WHAT YOU WILL DO: Using the material below, work out how many lines contain the word "page". Reply with the number and nothing more.

══ RECORDS SUPPLIED ══

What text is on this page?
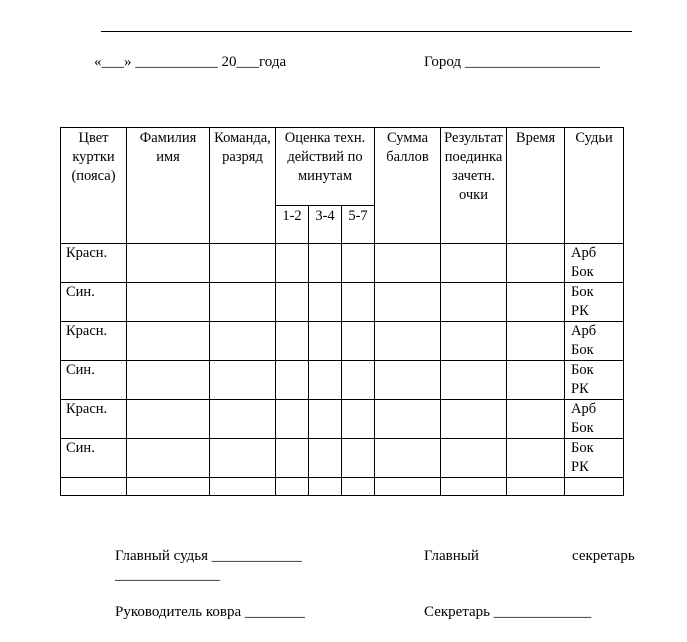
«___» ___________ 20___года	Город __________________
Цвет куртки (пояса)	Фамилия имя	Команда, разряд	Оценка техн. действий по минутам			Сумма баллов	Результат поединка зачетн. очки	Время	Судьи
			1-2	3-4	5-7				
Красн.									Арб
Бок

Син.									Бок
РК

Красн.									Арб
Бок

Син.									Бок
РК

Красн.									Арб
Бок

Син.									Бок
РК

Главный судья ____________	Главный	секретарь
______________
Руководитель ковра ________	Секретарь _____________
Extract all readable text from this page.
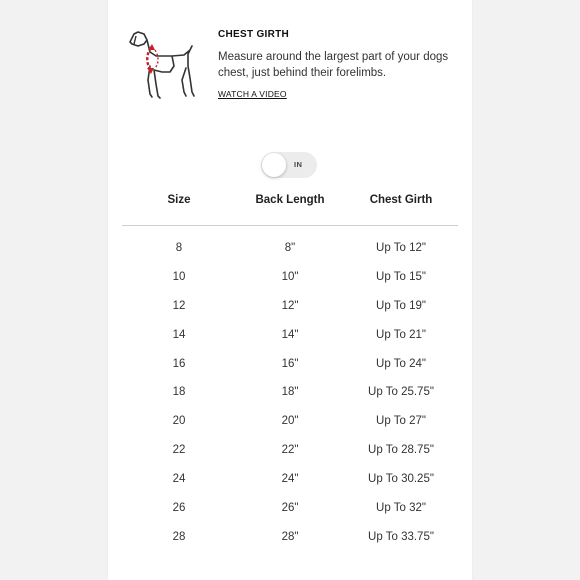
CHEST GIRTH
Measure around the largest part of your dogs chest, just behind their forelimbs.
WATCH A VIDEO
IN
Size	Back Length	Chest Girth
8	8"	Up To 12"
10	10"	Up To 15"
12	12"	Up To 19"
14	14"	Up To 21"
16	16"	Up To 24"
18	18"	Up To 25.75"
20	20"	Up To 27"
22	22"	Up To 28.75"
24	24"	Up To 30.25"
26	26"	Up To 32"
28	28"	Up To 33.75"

═══

PROBLEM SOLUTION: 2